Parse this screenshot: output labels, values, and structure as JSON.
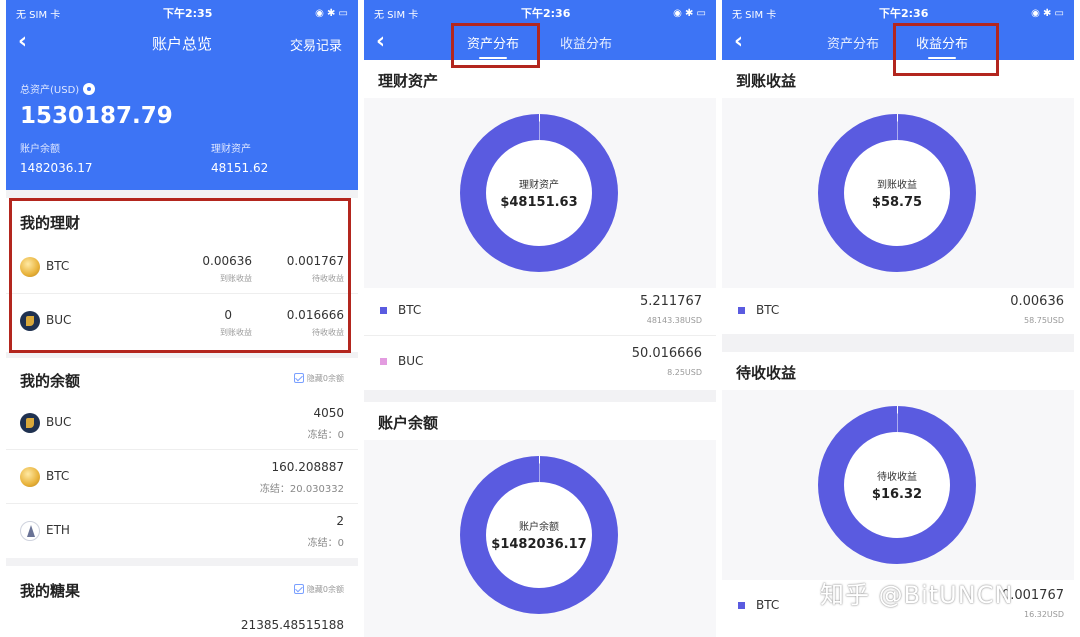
{
  "status": {
    "carrier": "无 SIM 卡",
    "time1": "下午2:35",
    "time2": "下午2:36",
    "time3": "下午2:36"
  },
  "screen1": {
    "title": "账户总览",
    "right_link": "交易记录",
    "total_label": "总资产(USD)",
    "total_value": "1530187.79",
    "balance_label": "账户余额",
    "balance_value": "1482036.17",
    "finance_label": "理财资产",
    "finance_value": "48151.62",
    "my_finance": {
      "title": "我的理财",
      "rows": [
        {
          "coin": "BTC",
          "received": "0.00636",
          "received_label": "到账收益",
          "pending": "0.001767",
          "pending_label": "待收收益"
        },
        {
          "coin": "BUC",
          "received": "0",
          "received_label": "到账收益",
          "pending": "0.016666",
          "pending_label": "待收收益"
        }
      ]
    },
    "my_balance": {
      "title": "我的余额",
      "hide_zero": "隐藏0余额",
      "rows": [
        {
          "coin": "BUC",
          "amount": "4050",
          "frozen": "冻结：0"
        },
        {
          "coin": "BTC",
          "amount": "160.208887",
          "frozen": "冻结：20.030332"
        },
        {
          "coin": "ETH",
          "amount": "2",
          "frozen": "冻结：0"
        }
      ]
    },
    "my_candy": {
      "title": "我的糖果",
      "hide_zero": "隐藏0余额",
      "amount": "21385.48515188"
    }
  },
  "screen2": {
    "tab_asset": "资产分布",
    "tab_income": "收益分布",
    "finance_section": "理财资产",
    "finance_donut_label": "理财资产",
    "finance_donut_value": "$48151.63",
    "finance_legend": [
      {
        "coin": "BTC",
        "amount": "5.211767",
        "usd": "48143.38USD",
        "color": "#5a5be0"
      },
      {
        "coin": "BUC",
        "amount": "50.016666",
        "usd": "8.25USD",
        "color": "#e39ce0"
      }
    ],
    "balance_section": "账户余额",
    "balance_donut_label": "账户余额",
    "balance_donut_value": "$1482036.17"
  },
  "screen3": {
    "tab_asset": "资产分布",
    "tab_income": "收益分布",
    "received_section": "到账收益",
    "received_donut_label": "到账收益",
    "received_donut_value": "$58.75",
    "received_legend": [
      {
        "coin": "BTC",
        "amount": "0.00636",
        "usd": "58.75USD",
        "color": "#5a5be0"
      }
    ],
    "pending_section": "待收收益",
    "pending_donut_label": "待收收益",
    "pending_donut_value": "$16.32",
    "pending_legend": [
      {
        "coin": "BTC",
        "amount": "0.001767",
        "usd": "16.32USD",
        "color": "#5a5be0"
      }
    ]
  },
  "chart_data": [
    {
      "type": "pie",
      "title": "理财资产",
      "categories": [
        "BTC",
        "BUC"
      ],
      "values": [
        48143.38,
        8.25
      ],
      "colors": [
        "#5a5be0",
        "#e39ce0"
      ]
    },
    {
      "type": "pie",
      "title": "账户余额",
      "categories": [],
      "values": [
        1482036.17
      ],
      "colors": [
        "#5a5be0"
      ]
    },
    {
      "type": "pie",
      "title": "到账收益",
      "categories": [
        "BTC"
      ],
      "values": [
        58.75
      ],
      "colors": [
        "#5a5be0"
      ]
    },
    {
      "type": "pie",
      "title": "待收收益",
      "categories": [
        "BTC"
      ],
      "values": [
        16.32
      ],
      "colors": [
        "#5a5be0"
      ]
    }
  ],
  "watermark": "知乎 @BitUNCN",
  "colors": {
    "primary": "#3d74f5",
    "donut": "#5a5be0",
    "highlight": "#b3261e"
  }
}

• **CHALLENGE**
Pictures stay out; reproduce every line of the records exactly.

• **FINISHED TASK**
Parse this screenshot: output labels, values, and structure as JSON.
{
  "status": {
    "carrier": "无 SIM 卡",
    "time1": "下午2:35",
    "time2": "下午2:36",
    "time3": "下午2:36"
  },
  "screen1": {
    "title": "账户总览",
    "right_link": "交易记录",
    "total_label": "总资产(USD)",
    "total_value": "1530187.79",
    "balance_label": "账户余额",
    "balance_value": "1482036.17",
    "finance_label": "理财资产",
    "finance_value": "48151.62",
    "my_finance": {
      "title": "我的理财",
      "rows": [
        {
          "coin": "BTC",
          "received": "0.00636",
          "received_label": "到账收益",
          "pending": "0.001767",
          "pending_label": "待收收益"
        },
        {
          "coin": "BUC",
          "received": "0",
          "received_label": "到账收益",
          "pending": "0.016666",
          "pending_label": "待收收益"
        }
      ]
    },
    "my_balance": {
      "title": "我的余额",
      "hide_zero": "隐藏0余额",
      "rows": [
        {
          "coin": "BUC",
          "amount": "4050",
          "frozen": "冻结：0"
        },
        {
          "coin": "BTC",
          "amount": "160.208887",
          "frozen": "冻结：20.030332"
        },
        {
          "coin": "ETH",
          "amount": "2",
          "frozen": "冻结：0"
        }
      ]
    },
    "my_candy": {
      "title": "我的糖果",
      "hide_zero": "隐藏0余额",
      "amount": "21385.48515188"
    }
  },
  "screen2": {
    "tab_asset": "资产分布",
    "tab_income": "收益分布",
    "finance_section": "理财资产",
    "finance_donut_label": "理财资产",
    "finance_donut_value": "$48151.63",
    "finance_legend": [
      {
        "coin": "BTC",
        "amount": "5.211767",
        "usd": "48143.38USD",
        "color": "#5a5be0"
      },
      {
        "coin": "BUC",
        "amount": "50.016666",
        "usd": "8.25USD",
        "color": "#e39ce0"
      }
    ],
    "balance_section": "账户余额",
    "balance_donut_label": "账户余额",
    "balance_donut_value": "$1482036.17"
  },
  "screen3": {
    "tab_asset": "资产分布",
    "tab_income": "收益分布",
    "received_section": "到账收益",
    "received_donut_label": "到账收益",
    "received_donut_value": "$58.75",
    "received_legend": [
      {
        "coin": "BTC",
        "amount": "0.00636",
        "usd": "58.75USD",
        "color": "#5a5be0"
      }
    ],
    "pending_section": "待收收益",
    "pending_donut_label": "待收收益",
    "pending_donut_value": "$16.32",
    "pending_legend": [
      {
        "coin": "BTC",
        "amount": "0.001767",
        "usd": "16.32USD",
        "color": "#5a5be0"
      }
    ]
  },
  "chart_data": [
    {
      "type": "pie",
      "title": "理财资产",
      "categories": [
        "BTC",
        "BUC"
      ],
      "values": [
        48143.38,
        8.25
      ],
      "colors": [
        "#5a5be0",
        "#e39ce0"
      ]
    },
    {
      "type": "pie",
      "title": "账户余额",
      "categories": [],
      "values": [
        1482036.17
      ],
      "colors": [
        "#5a5be0"
      ]
    },
    {
      "type": "pie",
      "title": "到账收益",
      "categories": [
        "BTC"
      ],
      "values": [
        58.75
      ],
      "colors": [
        "#5a5be0"
      ]
    },
    {
      "type": "pie",
      "title": "待收收益",
      "categories": [
        "BTC"
      ],
      "values": [
        16.32
      ],
      "colors": [
        "#5a5be0"
      ]
    }
  ],
  "watermark": "知乎 @BitUNCN",
  "colors": {
    "primary": "#3d74f5",
    "donut": "#5a5be0",
    "highlight": "#b3261e"
  }
}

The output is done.